■ **What to do**
Exactly and only the lines from the line holding "Output a JSON" to the end of the records should be reproduced. Leave pictures out.

##### Provided information #####

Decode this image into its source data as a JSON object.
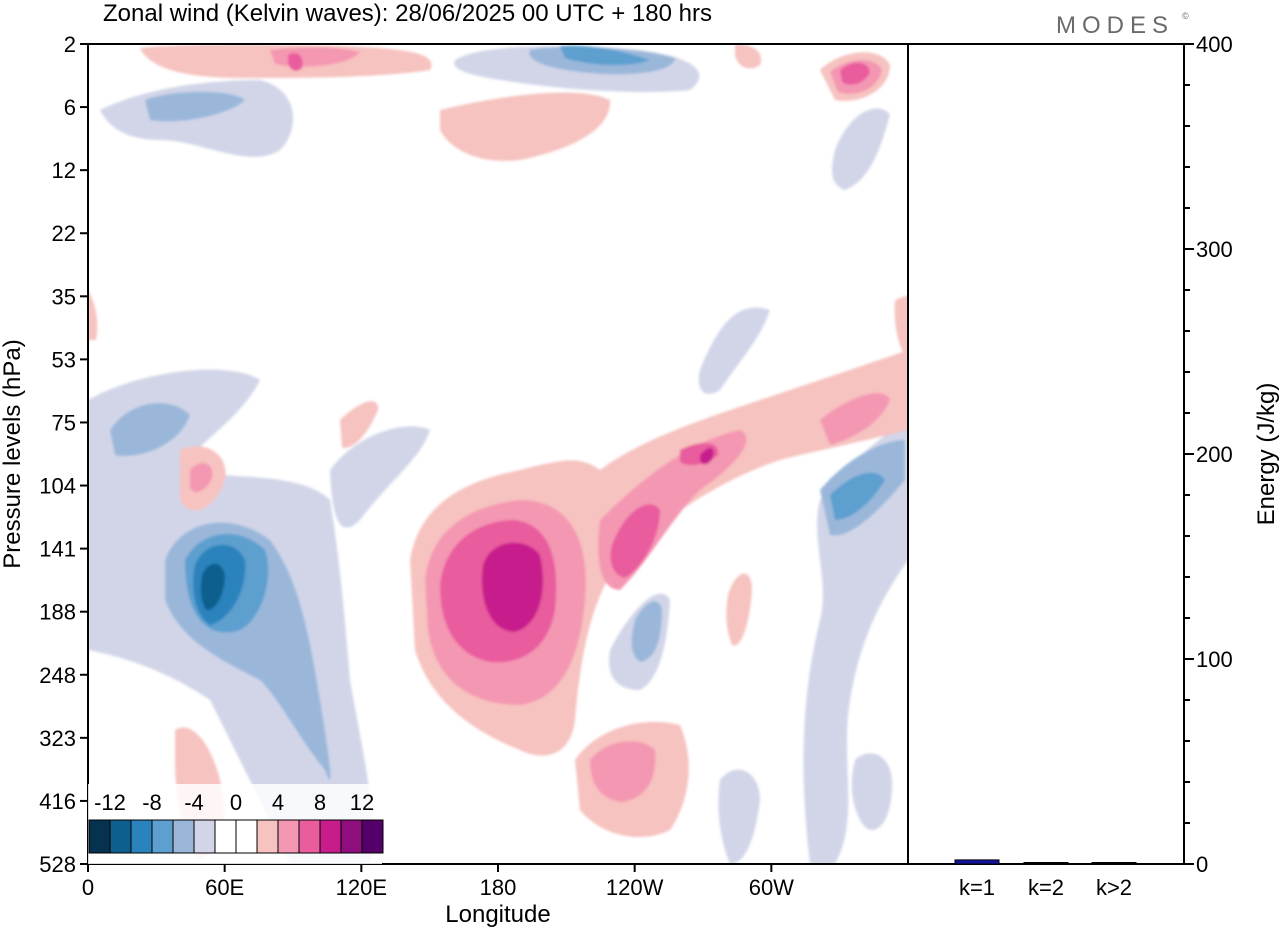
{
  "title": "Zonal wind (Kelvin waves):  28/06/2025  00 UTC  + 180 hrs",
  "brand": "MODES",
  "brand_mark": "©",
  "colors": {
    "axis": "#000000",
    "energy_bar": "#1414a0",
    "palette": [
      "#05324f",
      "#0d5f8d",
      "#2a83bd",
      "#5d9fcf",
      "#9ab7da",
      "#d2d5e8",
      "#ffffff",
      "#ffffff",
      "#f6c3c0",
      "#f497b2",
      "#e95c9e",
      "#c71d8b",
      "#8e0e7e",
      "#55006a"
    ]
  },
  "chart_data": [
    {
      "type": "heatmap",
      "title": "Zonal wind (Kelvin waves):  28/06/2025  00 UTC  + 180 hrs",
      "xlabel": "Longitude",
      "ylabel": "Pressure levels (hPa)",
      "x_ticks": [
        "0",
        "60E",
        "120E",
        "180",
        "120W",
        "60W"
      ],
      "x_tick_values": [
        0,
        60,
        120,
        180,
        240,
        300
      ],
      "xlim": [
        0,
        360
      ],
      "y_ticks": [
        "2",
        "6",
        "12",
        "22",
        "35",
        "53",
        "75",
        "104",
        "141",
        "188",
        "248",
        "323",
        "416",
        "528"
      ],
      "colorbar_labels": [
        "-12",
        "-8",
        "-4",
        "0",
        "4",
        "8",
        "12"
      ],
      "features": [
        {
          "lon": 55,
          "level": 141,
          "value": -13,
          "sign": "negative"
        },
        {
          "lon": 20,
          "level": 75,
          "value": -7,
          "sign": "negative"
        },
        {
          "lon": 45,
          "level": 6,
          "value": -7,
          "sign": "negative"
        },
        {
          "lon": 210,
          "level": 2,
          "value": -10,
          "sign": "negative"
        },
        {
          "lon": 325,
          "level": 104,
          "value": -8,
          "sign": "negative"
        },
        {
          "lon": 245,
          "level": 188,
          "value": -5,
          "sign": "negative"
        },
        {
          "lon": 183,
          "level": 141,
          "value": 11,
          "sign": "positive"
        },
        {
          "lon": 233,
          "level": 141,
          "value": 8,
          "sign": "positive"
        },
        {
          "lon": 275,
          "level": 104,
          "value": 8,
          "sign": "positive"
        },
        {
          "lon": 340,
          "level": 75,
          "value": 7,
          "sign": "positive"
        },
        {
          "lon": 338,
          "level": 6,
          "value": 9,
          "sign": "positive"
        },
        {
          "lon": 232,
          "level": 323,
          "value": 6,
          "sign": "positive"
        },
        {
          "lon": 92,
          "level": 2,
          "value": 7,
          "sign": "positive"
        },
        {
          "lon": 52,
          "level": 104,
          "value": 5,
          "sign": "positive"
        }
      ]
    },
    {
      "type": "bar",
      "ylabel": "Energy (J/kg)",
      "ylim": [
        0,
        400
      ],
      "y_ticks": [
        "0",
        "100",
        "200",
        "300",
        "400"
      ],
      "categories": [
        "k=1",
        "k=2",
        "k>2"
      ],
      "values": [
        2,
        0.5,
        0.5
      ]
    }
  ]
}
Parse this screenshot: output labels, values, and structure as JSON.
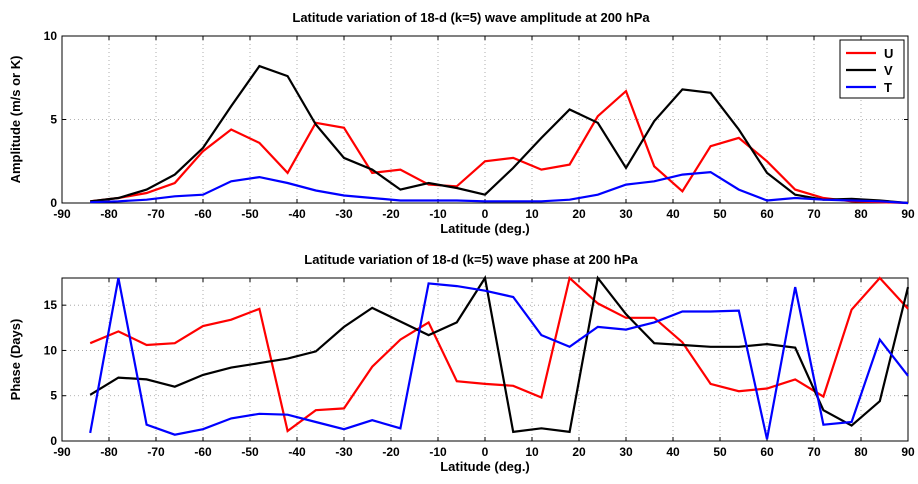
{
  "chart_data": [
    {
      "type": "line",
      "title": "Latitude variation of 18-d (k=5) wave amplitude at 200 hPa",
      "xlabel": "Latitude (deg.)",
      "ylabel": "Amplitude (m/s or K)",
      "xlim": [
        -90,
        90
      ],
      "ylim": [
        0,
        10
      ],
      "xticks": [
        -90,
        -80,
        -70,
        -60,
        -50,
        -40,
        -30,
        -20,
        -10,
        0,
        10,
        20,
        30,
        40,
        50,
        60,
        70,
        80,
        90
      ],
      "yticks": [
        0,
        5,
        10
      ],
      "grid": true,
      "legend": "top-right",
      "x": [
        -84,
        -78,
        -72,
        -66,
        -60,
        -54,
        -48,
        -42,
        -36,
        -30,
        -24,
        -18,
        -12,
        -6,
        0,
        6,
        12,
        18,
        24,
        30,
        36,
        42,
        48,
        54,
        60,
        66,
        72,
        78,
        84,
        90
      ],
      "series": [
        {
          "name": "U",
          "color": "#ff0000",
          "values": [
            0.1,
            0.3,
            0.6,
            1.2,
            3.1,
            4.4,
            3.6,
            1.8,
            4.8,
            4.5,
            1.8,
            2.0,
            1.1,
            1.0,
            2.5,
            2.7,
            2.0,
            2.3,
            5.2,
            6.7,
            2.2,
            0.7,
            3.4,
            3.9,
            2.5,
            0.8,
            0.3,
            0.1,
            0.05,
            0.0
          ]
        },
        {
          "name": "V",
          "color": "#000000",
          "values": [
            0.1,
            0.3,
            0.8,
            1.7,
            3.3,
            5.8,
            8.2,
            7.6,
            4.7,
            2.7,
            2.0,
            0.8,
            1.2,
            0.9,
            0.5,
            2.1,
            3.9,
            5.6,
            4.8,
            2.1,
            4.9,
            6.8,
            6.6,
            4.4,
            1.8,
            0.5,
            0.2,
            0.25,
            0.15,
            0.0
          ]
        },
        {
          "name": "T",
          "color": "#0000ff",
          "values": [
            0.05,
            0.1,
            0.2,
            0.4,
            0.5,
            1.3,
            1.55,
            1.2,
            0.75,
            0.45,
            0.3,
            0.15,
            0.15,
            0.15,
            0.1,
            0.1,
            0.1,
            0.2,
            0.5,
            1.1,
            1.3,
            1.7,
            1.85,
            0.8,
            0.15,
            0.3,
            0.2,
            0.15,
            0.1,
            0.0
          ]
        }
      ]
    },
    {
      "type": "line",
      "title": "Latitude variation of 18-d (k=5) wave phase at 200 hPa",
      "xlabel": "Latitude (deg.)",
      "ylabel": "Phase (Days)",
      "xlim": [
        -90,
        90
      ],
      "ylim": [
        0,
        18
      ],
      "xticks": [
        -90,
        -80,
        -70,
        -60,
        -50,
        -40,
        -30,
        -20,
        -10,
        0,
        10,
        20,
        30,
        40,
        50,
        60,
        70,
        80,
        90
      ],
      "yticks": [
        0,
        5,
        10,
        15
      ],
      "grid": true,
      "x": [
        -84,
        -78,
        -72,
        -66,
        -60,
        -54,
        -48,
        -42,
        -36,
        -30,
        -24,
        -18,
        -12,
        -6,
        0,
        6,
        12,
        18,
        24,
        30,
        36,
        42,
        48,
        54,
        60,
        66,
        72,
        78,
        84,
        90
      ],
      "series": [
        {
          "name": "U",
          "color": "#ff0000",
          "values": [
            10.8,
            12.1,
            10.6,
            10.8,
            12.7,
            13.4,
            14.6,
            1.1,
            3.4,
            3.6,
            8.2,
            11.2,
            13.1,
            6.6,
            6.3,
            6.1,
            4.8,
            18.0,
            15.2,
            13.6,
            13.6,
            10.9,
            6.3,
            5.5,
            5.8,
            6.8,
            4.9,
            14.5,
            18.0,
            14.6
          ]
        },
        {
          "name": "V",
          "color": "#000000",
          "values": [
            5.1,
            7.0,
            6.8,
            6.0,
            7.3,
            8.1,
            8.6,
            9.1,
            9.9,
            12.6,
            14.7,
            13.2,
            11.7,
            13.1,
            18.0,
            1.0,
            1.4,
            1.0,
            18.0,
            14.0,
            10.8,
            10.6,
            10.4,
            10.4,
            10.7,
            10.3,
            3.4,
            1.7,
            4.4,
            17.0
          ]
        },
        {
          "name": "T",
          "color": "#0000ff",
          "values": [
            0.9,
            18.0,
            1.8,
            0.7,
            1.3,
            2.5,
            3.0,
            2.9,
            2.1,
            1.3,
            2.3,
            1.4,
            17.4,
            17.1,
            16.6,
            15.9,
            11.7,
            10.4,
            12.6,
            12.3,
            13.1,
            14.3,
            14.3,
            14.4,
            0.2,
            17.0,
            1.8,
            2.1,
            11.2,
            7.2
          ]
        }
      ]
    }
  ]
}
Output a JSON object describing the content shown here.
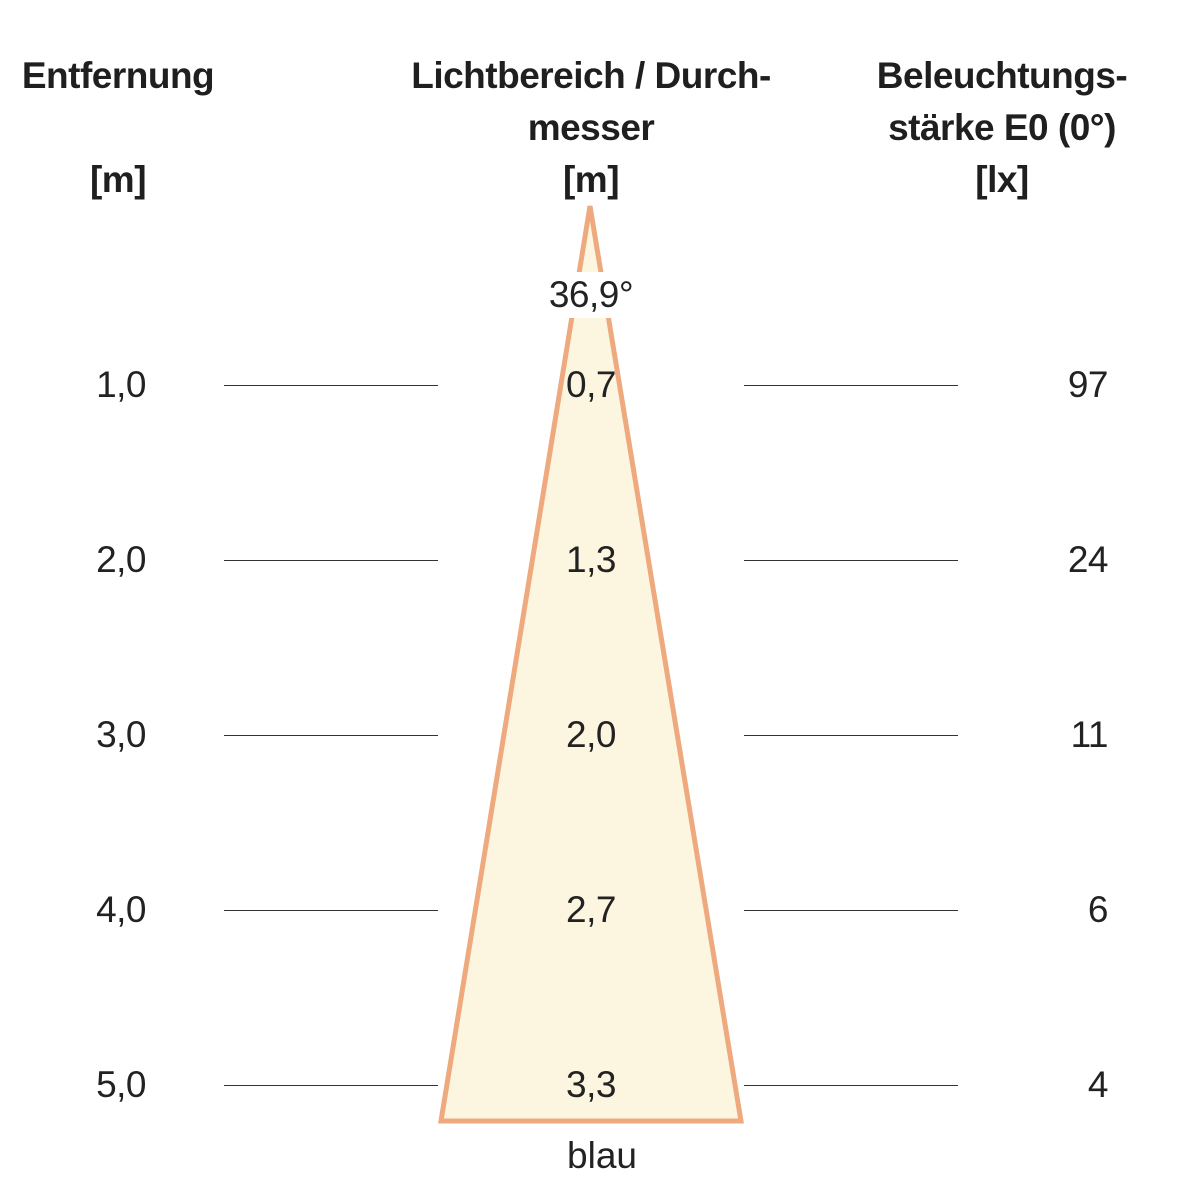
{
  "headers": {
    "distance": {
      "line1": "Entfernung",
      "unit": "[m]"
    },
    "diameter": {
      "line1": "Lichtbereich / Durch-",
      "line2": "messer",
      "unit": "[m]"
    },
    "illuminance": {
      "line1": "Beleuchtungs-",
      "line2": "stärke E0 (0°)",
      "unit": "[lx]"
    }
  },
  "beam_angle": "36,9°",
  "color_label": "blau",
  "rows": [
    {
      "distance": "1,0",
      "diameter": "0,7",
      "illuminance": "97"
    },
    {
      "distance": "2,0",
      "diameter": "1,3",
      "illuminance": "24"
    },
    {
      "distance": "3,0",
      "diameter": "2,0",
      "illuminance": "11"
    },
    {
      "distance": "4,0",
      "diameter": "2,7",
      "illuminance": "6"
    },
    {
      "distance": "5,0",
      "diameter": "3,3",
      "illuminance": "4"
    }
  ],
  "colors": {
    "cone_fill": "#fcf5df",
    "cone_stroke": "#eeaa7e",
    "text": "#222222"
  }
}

#####

■ **Response to the task**
Output a JSON object describing the content shown here.
{
  "headers": {
    "distance": {
      "line1": "Entfernung",
      "unit": "[m]"
    },
    "diameter": {
      "line1": "Lichtbereich / Durch-",
      "line2": "messer",
      "unit": "[m]"
    },
    "illuminance": {
      "line1": "Beleuchtungs-",
      "line2": "stärke E0 (0°)",
      "unit": "[lx]"
    }
  },
  "beam_angle": "36,9°",
  "color_label": "blau",
  "rows": [
    {
      "distance": "1,0",
      "diameter": "0,7",
      "illuminance": "97"
    },
    {
      "distance": "2,0",
      "diameter": "1,3",
      "illuminance": "24"
    },
    {
      "distance": "3,0",
      "diameter": "2,0",
      "illuminance": "11"
    },
    {
      "distance": "4,0",
      "diameter": "2,7",
      "illuminance": "6"
    },
    {
      "distance": "5,0",
      "diameter": "3,3",
      "illuminance": "4"
    }
  ],
  "colors": {
    "cone_fill": "#fcf5df",
    "cone_stroke": "#eeaa7e",
    "text": "#222222"
  }
}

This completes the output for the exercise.